Given instruction: Restate every entry word for word.
┄┄┄┄┄┄
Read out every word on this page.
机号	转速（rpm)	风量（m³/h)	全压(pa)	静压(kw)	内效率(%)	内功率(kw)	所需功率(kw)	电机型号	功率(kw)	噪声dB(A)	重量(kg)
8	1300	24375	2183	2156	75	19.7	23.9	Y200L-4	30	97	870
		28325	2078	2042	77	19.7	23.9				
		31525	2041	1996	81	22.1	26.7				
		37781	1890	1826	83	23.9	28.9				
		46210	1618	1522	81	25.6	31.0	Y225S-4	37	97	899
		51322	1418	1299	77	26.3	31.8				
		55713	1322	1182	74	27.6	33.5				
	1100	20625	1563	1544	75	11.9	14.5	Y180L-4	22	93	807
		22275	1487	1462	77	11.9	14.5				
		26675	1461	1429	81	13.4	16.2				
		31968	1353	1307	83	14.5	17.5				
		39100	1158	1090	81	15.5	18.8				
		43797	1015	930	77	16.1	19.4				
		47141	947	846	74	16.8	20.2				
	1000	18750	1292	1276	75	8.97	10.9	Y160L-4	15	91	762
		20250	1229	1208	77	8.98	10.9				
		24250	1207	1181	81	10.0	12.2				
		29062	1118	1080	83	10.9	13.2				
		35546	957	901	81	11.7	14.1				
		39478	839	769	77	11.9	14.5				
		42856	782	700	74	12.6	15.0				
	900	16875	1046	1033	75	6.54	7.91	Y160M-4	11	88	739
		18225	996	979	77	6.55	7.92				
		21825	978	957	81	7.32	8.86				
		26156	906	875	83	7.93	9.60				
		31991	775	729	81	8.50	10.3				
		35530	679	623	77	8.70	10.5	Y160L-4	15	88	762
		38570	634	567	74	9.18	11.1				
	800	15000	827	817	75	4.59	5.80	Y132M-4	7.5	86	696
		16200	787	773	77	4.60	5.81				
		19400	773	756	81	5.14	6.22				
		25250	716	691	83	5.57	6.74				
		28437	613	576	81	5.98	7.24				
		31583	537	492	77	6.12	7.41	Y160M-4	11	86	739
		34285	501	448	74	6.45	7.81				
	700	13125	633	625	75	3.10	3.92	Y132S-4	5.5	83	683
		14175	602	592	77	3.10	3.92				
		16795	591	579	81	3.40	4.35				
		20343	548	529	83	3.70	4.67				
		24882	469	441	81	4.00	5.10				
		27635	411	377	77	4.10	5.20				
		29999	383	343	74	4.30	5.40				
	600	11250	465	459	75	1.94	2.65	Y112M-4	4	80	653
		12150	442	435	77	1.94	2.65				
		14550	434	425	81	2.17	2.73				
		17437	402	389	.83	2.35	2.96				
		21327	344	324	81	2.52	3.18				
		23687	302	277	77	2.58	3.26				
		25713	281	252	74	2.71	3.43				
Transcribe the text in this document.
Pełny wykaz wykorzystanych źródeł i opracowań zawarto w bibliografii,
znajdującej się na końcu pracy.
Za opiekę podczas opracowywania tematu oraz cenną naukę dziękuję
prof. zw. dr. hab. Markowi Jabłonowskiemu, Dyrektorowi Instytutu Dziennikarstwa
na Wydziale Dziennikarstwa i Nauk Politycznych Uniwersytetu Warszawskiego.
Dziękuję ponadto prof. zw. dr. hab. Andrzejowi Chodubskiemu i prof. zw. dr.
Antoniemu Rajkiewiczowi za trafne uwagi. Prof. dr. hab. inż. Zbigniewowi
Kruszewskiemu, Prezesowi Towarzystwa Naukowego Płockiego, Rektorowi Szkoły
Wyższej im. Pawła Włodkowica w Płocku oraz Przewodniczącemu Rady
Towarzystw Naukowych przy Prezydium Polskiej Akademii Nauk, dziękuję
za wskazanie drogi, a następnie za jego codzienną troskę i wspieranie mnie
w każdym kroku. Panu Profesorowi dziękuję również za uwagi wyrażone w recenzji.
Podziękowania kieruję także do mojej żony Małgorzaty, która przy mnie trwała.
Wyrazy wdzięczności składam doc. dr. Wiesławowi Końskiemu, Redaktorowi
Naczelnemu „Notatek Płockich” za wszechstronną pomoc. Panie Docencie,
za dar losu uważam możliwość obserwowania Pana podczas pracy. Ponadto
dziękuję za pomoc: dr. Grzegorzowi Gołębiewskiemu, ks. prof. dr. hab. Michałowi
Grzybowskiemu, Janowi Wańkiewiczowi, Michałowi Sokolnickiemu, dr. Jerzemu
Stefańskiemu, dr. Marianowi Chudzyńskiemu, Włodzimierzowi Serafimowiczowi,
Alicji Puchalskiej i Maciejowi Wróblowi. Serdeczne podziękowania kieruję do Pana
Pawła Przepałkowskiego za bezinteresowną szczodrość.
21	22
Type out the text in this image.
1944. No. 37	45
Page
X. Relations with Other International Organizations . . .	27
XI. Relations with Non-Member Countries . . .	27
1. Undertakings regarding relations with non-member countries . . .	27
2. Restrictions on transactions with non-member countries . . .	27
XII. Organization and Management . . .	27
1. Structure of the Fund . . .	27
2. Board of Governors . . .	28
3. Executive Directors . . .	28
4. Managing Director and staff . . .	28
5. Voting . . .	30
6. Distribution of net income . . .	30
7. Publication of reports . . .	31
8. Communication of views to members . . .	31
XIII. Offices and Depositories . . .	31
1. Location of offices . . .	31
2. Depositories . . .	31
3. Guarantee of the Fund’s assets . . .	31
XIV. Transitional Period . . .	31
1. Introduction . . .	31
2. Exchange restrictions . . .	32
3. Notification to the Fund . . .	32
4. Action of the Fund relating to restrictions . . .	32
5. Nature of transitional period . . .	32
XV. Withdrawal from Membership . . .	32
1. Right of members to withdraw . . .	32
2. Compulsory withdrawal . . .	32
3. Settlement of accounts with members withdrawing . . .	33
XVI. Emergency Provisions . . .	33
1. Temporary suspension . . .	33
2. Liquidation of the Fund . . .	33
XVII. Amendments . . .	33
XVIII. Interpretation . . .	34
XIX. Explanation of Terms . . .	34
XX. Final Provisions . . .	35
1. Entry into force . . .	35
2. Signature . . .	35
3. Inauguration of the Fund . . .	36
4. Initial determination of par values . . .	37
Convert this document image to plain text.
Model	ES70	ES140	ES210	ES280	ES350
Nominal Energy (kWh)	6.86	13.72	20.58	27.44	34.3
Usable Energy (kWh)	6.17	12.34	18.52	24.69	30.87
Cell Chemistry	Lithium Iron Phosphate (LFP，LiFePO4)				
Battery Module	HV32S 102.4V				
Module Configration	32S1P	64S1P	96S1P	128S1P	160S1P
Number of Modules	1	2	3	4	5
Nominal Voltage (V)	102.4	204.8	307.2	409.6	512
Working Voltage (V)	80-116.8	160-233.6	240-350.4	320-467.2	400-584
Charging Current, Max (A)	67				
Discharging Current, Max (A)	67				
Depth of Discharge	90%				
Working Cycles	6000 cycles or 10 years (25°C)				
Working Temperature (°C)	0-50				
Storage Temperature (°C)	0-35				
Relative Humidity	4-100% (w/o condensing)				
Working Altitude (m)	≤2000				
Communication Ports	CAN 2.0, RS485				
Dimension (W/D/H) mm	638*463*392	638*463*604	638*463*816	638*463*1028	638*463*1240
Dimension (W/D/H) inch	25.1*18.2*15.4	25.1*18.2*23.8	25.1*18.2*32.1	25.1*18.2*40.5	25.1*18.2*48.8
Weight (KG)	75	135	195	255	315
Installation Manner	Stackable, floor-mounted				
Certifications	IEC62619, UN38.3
┄┄┄┄┄┄
The output:
Read out every word on this page.
机号	转速（rpm)	风量（m³/h)	全压(pa)	静压(kw)	内效率(%)	内功率(kw)	所需功率(kw)	电机型号	功率(kw)	噪声dB(A)	重量(kg)
8	1300	24375	2183	2156	75	19.7	23.9	Y200L-4	30	97	870
		28325	2078	2042	77	19.7	23.9				
		31525	2041	1996	81	22.1	26.7				
		37781	1890	1826	83	23.9	28.9				
		46210	1618	1522	81	25.6	31.0	Y225S-4	37	97	899
		51322	1418	1299	77	26.3	31.8				
		55713	1322	1182	74	27.6	33.5				
	1100	20625	1563	1544	75	11.9	14.5	Y180L-4	22	93	807
		22275	1487	1462	77	11.9	14.5				
		26675	1461	1429	81	13.4	16.2				
		31968	1353	1307	83	14.5	17.5				
		39100	1158	1090	81	15.5	18.8				
		43797	1015	930	77	16.1	19.4				
		47141	947	846	74	16.8	20.2				
	1000	18750	1292	1276	75	8.97	10.9	Y160L-4	15	91	762
		20250	1229	1208	77	8.98	10.9				
		24250	1207	1181	81	10.0	12.2				
		29062	1118	1080	83	10.9	13.2				
		35546	957	901	81	11.7	14.1				
		39478	839	769	77	11.9	14.5				
		42856	782	700	74	12.6	15.0				
	900	16875	1046	1033	75	6.54	7.91	Y160M-4	11	88	739
		18225	996	979	77	6.55	7.92				
		21825	978	957	81	7.32	8.86				
		26156	906	875	83	7.93	9.60				
		31991	775	729	81	8.50	10.3				
		35530	679	623	77	8.70	10.5	Y160L-4	15	88	762
		38570	634	567	74	9.18	11.1				
	800	15000	827	817	75	4.59	5.80	Y132M-4	7.5	86	696
		16200	787	773	77	4.60	5.81				
		19400	773	756	81	5.14	6.22				
		25250	716	691	83	5.57	6.74				
		28437	613	576	81	5.98	7.24				
		31583	537	492	77	6.12	7.41	Y160M-4	11	86	739
		34285	501	448	74	6.45	7.81				
	700	13125	633	625	75	3.10	3.92	Y132S-4	5.5	83	683
		14175	602	592	77	3.10	3.92				
		16795	591	579	81	3.40	4.35				
		20343	548	529	83	3.70	4.67				
		24882	469	441	81	4.00	5.10				
		27635	411	377	77	4.10	5.20				
		29999	383	343	74	4.30	5.40				
	600	11250	465	459	75	1.94	2.65	Y112M-4	4	80	653
		12150	442	435	77	1.94	2.65				
		14550	434	425	81	2.17	2.73				
		17437	402	389	.83	2.35	2.96				
		21327	344	324	81	2.52	3.18				
		23687	302	277	77	2.58	3.26				
		25713	281	252	74	2.71	3.43				
Transcribe the text in this document.
Pełny wykaz wykorzystanych źródeł i opracowań zawarto w bibliografii,
znajdującej się na końcu pracy.
Za opiekę podczas opracowywania tematu oraz cenną naukę dziękuję
prof. zw. dr. hab. Markowi Jabłonowskiemu, Dyrektorowi Instytutu Dziennikarstwa
na Wydziale Dziennikarstwa i Nauk Politycznych Uniwersytetu Warszawskiego.
Dziękuję ponadto prof. zw. dr. hab. Andrzejowi Chodubskiemu i prof. zw. dr.
Antoniemu Rajkiewiczowi za trafne uwagi. Prof. dr. hab. inż. Zbigniewowi
Kruszewskiemu, Prezesowi Towarzystwa Naukowego Płockiego, Rektorowi Szkoły
Wyższej im. Pawła Włodkowica w Płocku oraz Przewodniczącemu Rady
Towarzystw Naukowych przy Prezydium Polskiej Akademii Nauk, dziękuję
za wskazanie drogi, a następnie za jego codzienną troskę i wspieranie mnie
w każdym kroku. Panu Profesorowi dziękuję również za uwagi wyrażone w recenzji.
Podziękowania kieruję także do mojej żony Małgorzaty, która przy mnie trwała.
Wyrazy wdzięczności składam doc. dr. Wiesławowi Końskiemu, Redaktorowi
Naczelnemu „Notatek Płockich” za wszechstronną pomoc. Panie Docencie,
za dar losu uważam możliwość obserwowania Pana podczas pracy. Ponadto
dziękuję za pomoc: dr. Grzegorzowi Gołębiewskiemu, ks. prof. dr. hab. Michałowi
Grzybowskiemu, Janowi Wańkiewiczowi, Michałowi Sokolnickiemu, dr. Jerzemu
Stefańskiemu, dr. Marianowi Chudzyńskiemu, Włodzimierzowi Serafimowiczowi,
Alicji Puchalskiej i Maciejowi Wróblowi. Serdeczne podziękowania kieruję do Pana
Pawła Przepałkowskiego za bezinteresowną szczodrość.
21	22
Type out the text in this image.
1944. No. 37	45
Page
X. Relations with Other International Organizations . . .	27
XI. Relations with Non-Member Countries . . .	27
1. Undertakings regarding relations with non-member countries . . .	27
2. Restrictions on transactions with non-member countries . . .	27
XII. Organization and Management . . .	27
1. Structure of the Fund . . .	27
2. Board of Governors . . .	28
3. Executive Directors . . .	28
4. Managing Director and staff . . .	28
5. Voting . . .	30
6. Distribution of net income . . .	30
7. Publication of reports . . .	31
8. Communication of views to members . . .	31
XIII. Offices and Depositories . . .	31
1. Location of offices . . .	31
2. Depositories . . .	31
3. Guarantee of the Fund’s assets . . .	31
XIV. Transitional Period . . .	31
1. Introduction . . .	31
2. Exchange restrictions . . .	32
3. Notification to the Fund . . .	32
4. Action of the Fund relating to restrictions . . .	32
5. Nature of transitional period . . .	32
XV. Withdrawal from Membership . . .	32
1. Right of members to withdraw . . .	32
2. Compulsory withdrawal . . .	32
3. Settlement of accounts with members withdrawing . . .	33
XVI. Emergency Provisions . . .	33
1. Temporary suspension . . .	33
2. Liquidation of the Fund . . .	33
XVII. Amendments . . .	33
XVIII. Interpretation . . .	34
XIX. Explanation of Terms . . .	34
XX. Final Provisions . . .	35
1. Entry into force . . .	35
2. Signature . . .	35
3. Inauguration of the Fund . . .	36
4. Initial determination of par values . . .	37
Convert this document image to plain text.
Model	ES70	ES140	ES210	ES280	ES350
Nominal Energy (kWh)	6.86	13.72	20.58	27.44	34.3
Usable Energy (kWh)	6.17	12.34	18.52	24.69	30.87
Cell Chemistry	Lithium Iron Phosphate (LFP，LiFePO4)				
Battery Module	HV32S 102.4V				
Module Configration	32S1P	64S1P	96S1P	128S1P	160S1P
Number of Modules	1	2	3	4	5
Nominal Voltage (V)	102.4	204.8	307.2	409.6	512
Working Voltage (V)	80-116.8	160-233.6	240-350.4	320-467.2	400-584
Charging Current, Max (A)	67				
Discharging Current, Max (A)	67				
Depth of Discharge	90%				
Working Cycles	6000 cycles or 10 years (25°C)				
Working Temperature (°C)	0-50				
Storage Temperature (°C)	0-35				
Relative Humidity	4-100% (w/o condensing)				
Working Altitude (m)	≤2000				
Communication Ports	CAN 2.0, RS485				
Dimension (W/D/H) mm	638*463*392	638*463*604	638*463*816	638*463*1028	638*463*1240
Dimension (W/D/H) inch	25.1*18.2*15.4	25.1*18.2*23.8	25.1*18.2*32.1	25.1*18.2*40.5	25.1*18.2*48.8
Weight (KG)	75	135	195	255	315
Installation Manner	Stackable, floor-mounted				
Certifications	IEC62619, UN38.3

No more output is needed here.